Set of tasks:
a. Please repeat the part of the Zed post that opens with the words containing "Until I had" and closes with "FreeMarker isn’t trendy.".
b. In the post about moving from VS Code to Zed, what kind of project is the writer using FreeMarker in?
c. From the post about moving from VS Code to Zed, list every quality the writer wanted in a new editor.

Selected passage:
※

From VS Code to Zed: building a FreeMarker extension because I needed one

A few months ago, I switched from VS Code to Zed.

Not because VS Code is bad — it’s still an amazing editor — but because it slowly became… heavy.

My setup had turned into a Frankenstein monster of freemium extensions, background processes, upsells, and “just one more helper” that somehow made everything slower.

My VS Code setup: I feel thin, sort of stretched, like butter scraped over too much bread.

I wanted something:

  • fast
  • open-source
  • opinionated
  • boring in the best possible way

Zed checked all the boxes.

Until I had to start working with FreeMarker.


FreeMarker is still very much alive

If you work in Java or enterprise environments, you already know this.

FreeMarker isn’t trendy.

It’s not on Hacker News every week.

But it’s everywhere.

In my case, I’m using it in a project that integrates Keycloak, where FreeMarker templates are still a core part of the customization flow.

※

Data to examine:

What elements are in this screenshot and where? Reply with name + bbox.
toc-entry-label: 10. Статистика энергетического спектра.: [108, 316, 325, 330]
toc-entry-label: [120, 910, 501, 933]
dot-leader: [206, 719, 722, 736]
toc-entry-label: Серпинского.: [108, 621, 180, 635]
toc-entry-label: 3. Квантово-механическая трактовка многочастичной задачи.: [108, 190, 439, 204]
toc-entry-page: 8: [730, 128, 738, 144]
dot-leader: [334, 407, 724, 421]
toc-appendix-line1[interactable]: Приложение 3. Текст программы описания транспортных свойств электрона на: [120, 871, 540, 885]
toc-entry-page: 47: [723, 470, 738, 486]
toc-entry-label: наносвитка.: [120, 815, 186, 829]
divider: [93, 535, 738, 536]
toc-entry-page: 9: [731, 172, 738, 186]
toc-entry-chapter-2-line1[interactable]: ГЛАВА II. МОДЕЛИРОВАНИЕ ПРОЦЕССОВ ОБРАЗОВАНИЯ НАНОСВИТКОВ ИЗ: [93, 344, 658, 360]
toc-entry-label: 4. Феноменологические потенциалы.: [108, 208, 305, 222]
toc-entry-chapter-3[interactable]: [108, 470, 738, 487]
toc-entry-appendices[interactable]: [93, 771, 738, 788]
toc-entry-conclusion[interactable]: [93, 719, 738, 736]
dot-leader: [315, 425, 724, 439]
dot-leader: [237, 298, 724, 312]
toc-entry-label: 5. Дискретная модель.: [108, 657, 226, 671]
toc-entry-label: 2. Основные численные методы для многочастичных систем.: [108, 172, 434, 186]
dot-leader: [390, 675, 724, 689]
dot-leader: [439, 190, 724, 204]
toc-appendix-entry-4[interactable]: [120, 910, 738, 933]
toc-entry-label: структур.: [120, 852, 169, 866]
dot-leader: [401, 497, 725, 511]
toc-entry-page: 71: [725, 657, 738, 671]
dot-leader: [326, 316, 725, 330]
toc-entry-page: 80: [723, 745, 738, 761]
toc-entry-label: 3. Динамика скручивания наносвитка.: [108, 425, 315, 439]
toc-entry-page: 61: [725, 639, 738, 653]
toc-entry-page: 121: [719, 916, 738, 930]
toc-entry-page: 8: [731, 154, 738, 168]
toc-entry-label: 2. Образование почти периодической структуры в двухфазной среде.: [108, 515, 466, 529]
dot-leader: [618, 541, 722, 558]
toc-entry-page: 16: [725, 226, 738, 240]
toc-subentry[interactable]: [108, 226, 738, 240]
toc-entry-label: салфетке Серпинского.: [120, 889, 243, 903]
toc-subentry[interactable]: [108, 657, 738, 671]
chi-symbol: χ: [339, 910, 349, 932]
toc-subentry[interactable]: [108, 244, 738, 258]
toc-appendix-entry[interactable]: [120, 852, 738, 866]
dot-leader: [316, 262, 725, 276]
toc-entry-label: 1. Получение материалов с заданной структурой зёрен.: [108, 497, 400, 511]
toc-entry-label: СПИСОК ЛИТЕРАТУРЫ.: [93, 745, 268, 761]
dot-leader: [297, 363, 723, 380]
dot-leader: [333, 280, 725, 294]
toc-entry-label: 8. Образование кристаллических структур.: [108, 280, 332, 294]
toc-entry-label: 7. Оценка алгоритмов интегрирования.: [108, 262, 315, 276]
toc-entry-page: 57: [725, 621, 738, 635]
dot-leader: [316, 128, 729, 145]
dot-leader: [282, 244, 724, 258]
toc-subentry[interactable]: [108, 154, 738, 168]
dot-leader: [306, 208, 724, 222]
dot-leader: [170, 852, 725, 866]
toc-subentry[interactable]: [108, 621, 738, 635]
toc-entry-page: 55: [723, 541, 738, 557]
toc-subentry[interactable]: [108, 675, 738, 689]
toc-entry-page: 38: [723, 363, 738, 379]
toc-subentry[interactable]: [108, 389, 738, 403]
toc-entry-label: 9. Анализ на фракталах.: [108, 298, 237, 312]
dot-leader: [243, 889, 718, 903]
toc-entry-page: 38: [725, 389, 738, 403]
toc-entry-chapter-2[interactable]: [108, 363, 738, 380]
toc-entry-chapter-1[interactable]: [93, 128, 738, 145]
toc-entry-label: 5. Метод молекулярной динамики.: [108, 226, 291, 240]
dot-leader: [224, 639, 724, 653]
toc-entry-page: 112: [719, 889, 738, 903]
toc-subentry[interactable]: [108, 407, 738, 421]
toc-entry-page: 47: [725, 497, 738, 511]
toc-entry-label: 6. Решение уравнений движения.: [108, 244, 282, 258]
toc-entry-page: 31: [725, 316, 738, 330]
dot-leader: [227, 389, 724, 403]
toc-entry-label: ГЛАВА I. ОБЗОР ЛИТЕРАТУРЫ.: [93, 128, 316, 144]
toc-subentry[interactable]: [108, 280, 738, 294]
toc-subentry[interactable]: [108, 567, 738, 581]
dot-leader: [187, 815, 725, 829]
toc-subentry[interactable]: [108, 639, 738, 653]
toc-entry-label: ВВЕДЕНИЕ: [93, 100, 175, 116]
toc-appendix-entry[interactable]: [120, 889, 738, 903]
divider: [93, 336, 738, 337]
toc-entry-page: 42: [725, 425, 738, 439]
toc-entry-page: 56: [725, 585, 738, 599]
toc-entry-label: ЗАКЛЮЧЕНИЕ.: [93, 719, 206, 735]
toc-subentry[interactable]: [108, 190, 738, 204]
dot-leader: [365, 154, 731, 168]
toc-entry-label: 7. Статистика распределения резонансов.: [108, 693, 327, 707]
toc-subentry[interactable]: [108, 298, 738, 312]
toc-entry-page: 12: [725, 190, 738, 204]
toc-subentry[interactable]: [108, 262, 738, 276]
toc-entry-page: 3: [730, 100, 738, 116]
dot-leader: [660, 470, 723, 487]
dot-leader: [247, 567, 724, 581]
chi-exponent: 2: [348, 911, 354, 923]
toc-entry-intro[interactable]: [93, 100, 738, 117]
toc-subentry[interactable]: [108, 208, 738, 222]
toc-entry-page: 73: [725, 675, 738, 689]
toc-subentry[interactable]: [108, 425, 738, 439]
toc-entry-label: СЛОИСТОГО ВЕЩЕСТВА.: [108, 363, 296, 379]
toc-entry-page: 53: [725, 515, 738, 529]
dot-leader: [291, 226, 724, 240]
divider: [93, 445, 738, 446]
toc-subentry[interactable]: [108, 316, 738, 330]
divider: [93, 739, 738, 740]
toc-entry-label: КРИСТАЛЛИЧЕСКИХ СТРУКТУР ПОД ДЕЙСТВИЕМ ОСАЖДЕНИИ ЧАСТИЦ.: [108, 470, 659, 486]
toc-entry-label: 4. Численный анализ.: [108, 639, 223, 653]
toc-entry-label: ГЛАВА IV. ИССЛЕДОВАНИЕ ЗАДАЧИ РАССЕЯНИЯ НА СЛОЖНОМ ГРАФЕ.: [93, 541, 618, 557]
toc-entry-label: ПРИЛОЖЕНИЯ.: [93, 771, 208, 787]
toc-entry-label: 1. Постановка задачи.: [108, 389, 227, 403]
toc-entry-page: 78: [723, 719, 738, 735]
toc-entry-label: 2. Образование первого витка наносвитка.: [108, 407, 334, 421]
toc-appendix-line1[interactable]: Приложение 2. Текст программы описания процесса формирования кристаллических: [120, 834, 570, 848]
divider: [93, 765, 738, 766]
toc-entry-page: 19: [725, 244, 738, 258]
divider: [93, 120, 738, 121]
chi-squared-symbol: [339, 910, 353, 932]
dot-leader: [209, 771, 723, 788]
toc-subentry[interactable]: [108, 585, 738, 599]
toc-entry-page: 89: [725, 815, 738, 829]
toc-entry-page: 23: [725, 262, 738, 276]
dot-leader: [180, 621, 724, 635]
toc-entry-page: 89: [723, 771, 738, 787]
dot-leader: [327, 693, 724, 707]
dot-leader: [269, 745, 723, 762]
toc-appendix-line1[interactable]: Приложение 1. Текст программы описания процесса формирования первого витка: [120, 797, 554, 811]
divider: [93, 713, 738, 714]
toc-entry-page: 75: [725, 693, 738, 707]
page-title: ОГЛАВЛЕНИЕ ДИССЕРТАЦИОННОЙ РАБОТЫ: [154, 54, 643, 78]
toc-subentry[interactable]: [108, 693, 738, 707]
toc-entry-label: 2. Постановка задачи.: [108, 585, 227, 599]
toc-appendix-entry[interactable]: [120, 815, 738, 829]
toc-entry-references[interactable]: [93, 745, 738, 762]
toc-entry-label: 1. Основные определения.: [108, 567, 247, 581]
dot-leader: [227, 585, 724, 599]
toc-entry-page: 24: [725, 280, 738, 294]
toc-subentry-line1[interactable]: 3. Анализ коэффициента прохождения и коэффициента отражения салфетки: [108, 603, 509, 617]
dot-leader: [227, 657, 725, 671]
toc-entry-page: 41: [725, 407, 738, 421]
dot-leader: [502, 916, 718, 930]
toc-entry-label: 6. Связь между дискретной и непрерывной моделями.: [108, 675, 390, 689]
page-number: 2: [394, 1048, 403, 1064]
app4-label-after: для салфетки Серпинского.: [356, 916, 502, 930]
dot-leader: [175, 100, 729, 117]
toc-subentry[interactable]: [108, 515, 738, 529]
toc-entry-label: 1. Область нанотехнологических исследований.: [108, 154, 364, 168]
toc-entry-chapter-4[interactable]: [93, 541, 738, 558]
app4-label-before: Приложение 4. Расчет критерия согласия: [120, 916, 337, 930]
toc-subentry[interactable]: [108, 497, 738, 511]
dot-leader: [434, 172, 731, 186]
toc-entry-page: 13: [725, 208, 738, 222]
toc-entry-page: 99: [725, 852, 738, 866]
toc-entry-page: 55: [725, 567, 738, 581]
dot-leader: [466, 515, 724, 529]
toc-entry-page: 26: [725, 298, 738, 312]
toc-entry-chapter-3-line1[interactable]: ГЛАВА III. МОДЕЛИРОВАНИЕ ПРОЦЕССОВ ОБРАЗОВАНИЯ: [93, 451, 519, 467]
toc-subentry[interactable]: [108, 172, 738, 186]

※

Answers per task:
a.
Until I had to start working with FreeMarker.


FreeMarker is still very much alive

If you work in Java or enterprise environments, you already know this.

FreeMarker isn’t trendy.

b. A project that integrates Keycloak.

c.
- fast
- open-source
- opinionated
- boring in the best possible way